══ The data

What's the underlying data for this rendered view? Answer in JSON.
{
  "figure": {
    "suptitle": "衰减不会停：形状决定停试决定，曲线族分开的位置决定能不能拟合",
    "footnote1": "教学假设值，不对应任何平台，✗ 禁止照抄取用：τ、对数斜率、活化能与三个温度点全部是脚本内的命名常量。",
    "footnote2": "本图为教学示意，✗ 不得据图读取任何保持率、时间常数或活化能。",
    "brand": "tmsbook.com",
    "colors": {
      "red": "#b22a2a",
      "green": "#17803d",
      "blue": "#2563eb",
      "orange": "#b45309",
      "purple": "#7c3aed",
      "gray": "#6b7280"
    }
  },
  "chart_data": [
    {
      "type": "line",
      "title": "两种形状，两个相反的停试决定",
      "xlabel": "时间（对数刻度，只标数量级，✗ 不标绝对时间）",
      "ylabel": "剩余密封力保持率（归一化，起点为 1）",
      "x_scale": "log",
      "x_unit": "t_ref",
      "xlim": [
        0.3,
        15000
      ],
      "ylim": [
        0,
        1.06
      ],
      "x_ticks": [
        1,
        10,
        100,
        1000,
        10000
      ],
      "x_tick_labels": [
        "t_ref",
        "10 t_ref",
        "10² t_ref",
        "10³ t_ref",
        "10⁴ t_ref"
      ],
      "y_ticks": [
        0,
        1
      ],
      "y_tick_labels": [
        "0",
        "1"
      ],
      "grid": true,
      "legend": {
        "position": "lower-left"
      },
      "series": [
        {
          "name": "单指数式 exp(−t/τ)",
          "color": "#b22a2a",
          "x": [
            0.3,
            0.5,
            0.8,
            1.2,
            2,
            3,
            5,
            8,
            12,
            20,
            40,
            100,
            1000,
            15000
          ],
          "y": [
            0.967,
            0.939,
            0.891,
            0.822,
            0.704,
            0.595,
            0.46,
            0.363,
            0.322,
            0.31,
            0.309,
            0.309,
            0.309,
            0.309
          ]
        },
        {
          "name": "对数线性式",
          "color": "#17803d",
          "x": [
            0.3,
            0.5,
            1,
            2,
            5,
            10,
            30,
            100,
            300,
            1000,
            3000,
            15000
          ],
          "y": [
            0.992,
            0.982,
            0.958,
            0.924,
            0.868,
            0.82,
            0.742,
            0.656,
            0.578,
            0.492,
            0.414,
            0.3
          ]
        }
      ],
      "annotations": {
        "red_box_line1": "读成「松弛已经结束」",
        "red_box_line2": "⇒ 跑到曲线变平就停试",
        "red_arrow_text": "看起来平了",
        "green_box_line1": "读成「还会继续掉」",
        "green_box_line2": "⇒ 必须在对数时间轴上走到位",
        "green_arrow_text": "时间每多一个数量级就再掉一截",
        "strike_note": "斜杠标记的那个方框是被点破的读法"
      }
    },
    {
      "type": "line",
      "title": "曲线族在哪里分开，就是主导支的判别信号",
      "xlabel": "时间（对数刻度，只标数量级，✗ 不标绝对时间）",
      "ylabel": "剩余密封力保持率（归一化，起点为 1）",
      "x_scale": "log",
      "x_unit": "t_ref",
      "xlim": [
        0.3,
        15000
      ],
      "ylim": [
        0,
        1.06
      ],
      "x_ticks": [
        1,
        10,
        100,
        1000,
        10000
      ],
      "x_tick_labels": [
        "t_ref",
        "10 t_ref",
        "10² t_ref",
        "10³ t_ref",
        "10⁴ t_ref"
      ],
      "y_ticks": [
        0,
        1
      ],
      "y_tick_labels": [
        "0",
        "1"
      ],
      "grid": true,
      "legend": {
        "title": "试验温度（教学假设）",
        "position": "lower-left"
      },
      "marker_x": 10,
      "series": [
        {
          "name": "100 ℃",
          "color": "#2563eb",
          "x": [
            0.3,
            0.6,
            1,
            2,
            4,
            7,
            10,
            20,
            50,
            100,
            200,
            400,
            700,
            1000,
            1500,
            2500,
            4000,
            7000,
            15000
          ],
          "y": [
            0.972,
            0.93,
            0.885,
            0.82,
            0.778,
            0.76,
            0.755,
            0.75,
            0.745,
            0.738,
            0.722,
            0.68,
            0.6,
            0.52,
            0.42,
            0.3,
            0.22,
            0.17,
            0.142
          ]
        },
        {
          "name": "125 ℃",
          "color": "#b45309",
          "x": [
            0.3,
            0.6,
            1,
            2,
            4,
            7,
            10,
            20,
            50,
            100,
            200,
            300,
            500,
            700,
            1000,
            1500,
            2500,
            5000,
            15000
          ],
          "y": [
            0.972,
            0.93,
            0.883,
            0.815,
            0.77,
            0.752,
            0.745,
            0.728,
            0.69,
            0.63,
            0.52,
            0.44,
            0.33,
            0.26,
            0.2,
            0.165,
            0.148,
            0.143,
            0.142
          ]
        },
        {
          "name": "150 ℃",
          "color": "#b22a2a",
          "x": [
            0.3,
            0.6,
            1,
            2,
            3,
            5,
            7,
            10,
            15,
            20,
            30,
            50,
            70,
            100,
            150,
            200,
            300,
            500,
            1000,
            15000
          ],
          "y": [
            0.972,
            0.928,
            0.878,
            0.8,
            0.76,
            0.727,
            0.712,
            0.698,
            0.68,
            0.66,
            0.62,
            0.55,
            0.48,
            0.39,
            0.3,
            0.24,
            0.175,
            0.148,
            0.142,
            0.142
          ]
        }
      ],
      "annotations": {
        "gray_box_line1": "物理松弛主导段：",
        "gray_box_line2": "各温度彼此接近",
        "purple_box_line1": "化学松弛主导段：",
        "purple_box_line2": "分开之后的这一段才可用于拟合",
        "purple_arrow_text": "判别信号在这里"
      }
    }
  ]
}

════

> _What you need to do_
Repeat the listing above without any change.

> _Written reply_
What's the underlying data for this rendered view? Answer in JSON.
{
  "figure": {
    "suptitle": "衰减不会停：形状决定停试决定，曲线族分开的位置决定能不能拟合",
    "footnote1": "教学假设值，不对应任何平台，✗ 禁止照抄取用：τ、对数斜率、活化能与三个温度点全部是脚本内的命名常量。",
    "footnote2": "本图为教学示意，✗ 不得据图读取任何保持率、时间常数或活化能。",
    "brand": "tmsbook.com",
    "colors": {
      "red": "#b22a2a",
      "green": "#17803d",
      "blue": "#2563eb",
      "orange": "#b45309",
      "purple": "#7c3aed",
      "gray": "#6b7280"
    }
  },
  "chart_data": [
    {
      "type": "line",
      "title": "两种形状，两个相反的停试决定",
      "xlabel": "时间（对数刻度，只标数量级，✗ 不标绝对时间）",
      "ylabel": "剩余密封力保持率（归一化，起点为 1）",
      "x_scale": "log",
      "x_unit": "t_ref",
      "xlim": [
        0.3,
        15000
      ],
      "ylim": [
        0,
        1.06
      ],
      "x_ticks": [
        1,
        10,
        100,
        1000,
        10000
      ],
      "x_tick_labels": [
        "t_ref",
        "10 t_ref",
        "10² t_ref",
        "10³ t_ref",
        "10⁴ t_ref"
      ],
      "y_ticks": [
        0,
        1
      ],
      "y_tick_labels": [
        "0",
        "1"
      ],
      "grid": true,
      "legend": {
        "position": "lower-left"
      },
      "series": [
        {
          "name": "单指数式 exp(−t/τ)",
          "color": "#b22a2a",
          "x": [
            0.3,
            0.5,
            0.8,
            1.2,
            2,
            3,
            5,
            8,
            12,
            20,
            40,
            100,
            1000,
            15000
          ],
          "y": [
            0.967,
            0.939,
            0.891,
            0.822,
            0.704,
            0.595,
            0.46,
            0.363,
            0.322,
            0.31,
            0.309,
            0.309,
            0.309,
            0.309
          ]
        },
        {
          "name": "对数线性式",
          "color": "#17803d",
          "x": [
            0.3,
            0.5,
            1,
            2,
            5,
            10,
            30,
            100,
            300,
            1000,
            3000,
            15000
          ],
          "y": [
            0.992,
            0.982,
            0.958,
            0.924,
            0.868,
            0.82,
            0.742,
            0.656,
            0.578,
            0.492,
            0.414,
            0.3
          ]
        }
      ],
      "annotations": {
        "red_box_line1": "读成「松弛已经结束」",
        "red_box_line2": "⇒ 跑到曲线变平就停试",
        "red_arrow_text": "看起来平了",
        "green_box_line1": "读成「还会继续掉」",
        "green_box_line2": "⇒ 必须在对数时间轴上走到位",
        "green_arrow_text": "时间每多一个数量级就再掉一截",
        "strike_note": "斜杠标记的那个方框是被点破的读法"
      }
    },
    {
      "type": "line",
      "title": "曲线族在哪里分开，就是主导支的判别信号",
      "xlabel": "时间（对数刻度，只标数量级，✗ 不标绝对时间）",
      "ylabel": "剩余密封力保持率（归一化，起点为 1）",
      "x_scale": "log",
      "x_unit": "t_ref",
      "xlim": [
        0.3,
        15000
      ],
      "ylim": [
        0,
        1.06
      ],
      "x_ticks": [
        1,
        10,
        100,
        1000,
        10000
      ],
      "x_tick_labels": [
        "t_ref",
        "10 t_ref",
        "10² t_ref",
        "10³ t_ref",
        "10⁴ t_ref"
      ],
      "y_ticks": [
        0,
        1
      ],
      "y_tick_labels": [
        "0",
        "1"
      ],
      "grid": true,
      "legend": {
        "title": "试验温度（教学假设）",
        "position": "lower-left"
      },
      "marker_x": 10,
      "series": [
        {
          "name": "100 ℃",
          "color": "#2563eb",
          "x": [
            0.3,
            0.6,
            1,
            2,
            4,
            7,
            10,
            20,
            50,
            100,
            200,
            400,
            700,
            1000,
            1500,
            2500,
            4000,
            7000,
            15000
          ],
          "y": [
            0.972,
            0.93,
            0.885,
            0.82,
            0.778,
            0.76,
            0.755,
            0.75,
            0.745,
            0.738,
            0.722,
            0.68,
            0.6,
            0.52,
            0.42,
            0.3,
            0.22,
            0.17,
            0.142
          ]
        },
        {
          "name": "125 ℃",
          "color": "#b45309",
          "x": [
            0.3,
            0.6,
            1,
            2,
            4,
            7,
            10,
            20,
            50,
            100,
            200,
            300,
            500,
            700,
            1000,
            1500,
            2500,
            5000,
            15000
          ],
          "y": [
            0.972,
            0.93,
            0.883,
            0.815,
            0.77,
            0.752,
            0.745,
            0.728,
            0.69,
            0.63,
            0.52,
            0.44,
            0.33,
            0.26,
            0.2,
            0.165,
            0.148,
            0.143,
            0.142
          ]
        },
        {
          "name": "150 ℃",
          "color": "#b22a2a",
          "x": [
            0.3,
            0.6,
            1,
            2,
            3,
            5,
            7,
            10,
            15,
            20,
            30,
            50,
            70,
            100,
            150,
            200,
            300,
            500,
            1000,
            15000
          ],
          "y": [
            0.972,
            0.928,
            0.878,
            0.8,
            0.76,
            0.727,
            0.712,
            0.698,
            0.68,
            0.66,
            0.62,
            0.55,
            0.48,
            0.39,
            0.3,
            0.24,
            0.175,
            0.148,
            0.142,
            0.142
          ]
        }
      ],
      "annotations": {
        "gray_box_line1": "物理松弛主导段：",
        "gray_box_line2": "各温度彼此接近",
        "purple_box_line1": "化学松弛主导段：",
        "purple_box_line2": "分开之后的这一段才可用于拟合",
        "purple_arrow_text": "判别信号在这里"
      }
    }
  ]
}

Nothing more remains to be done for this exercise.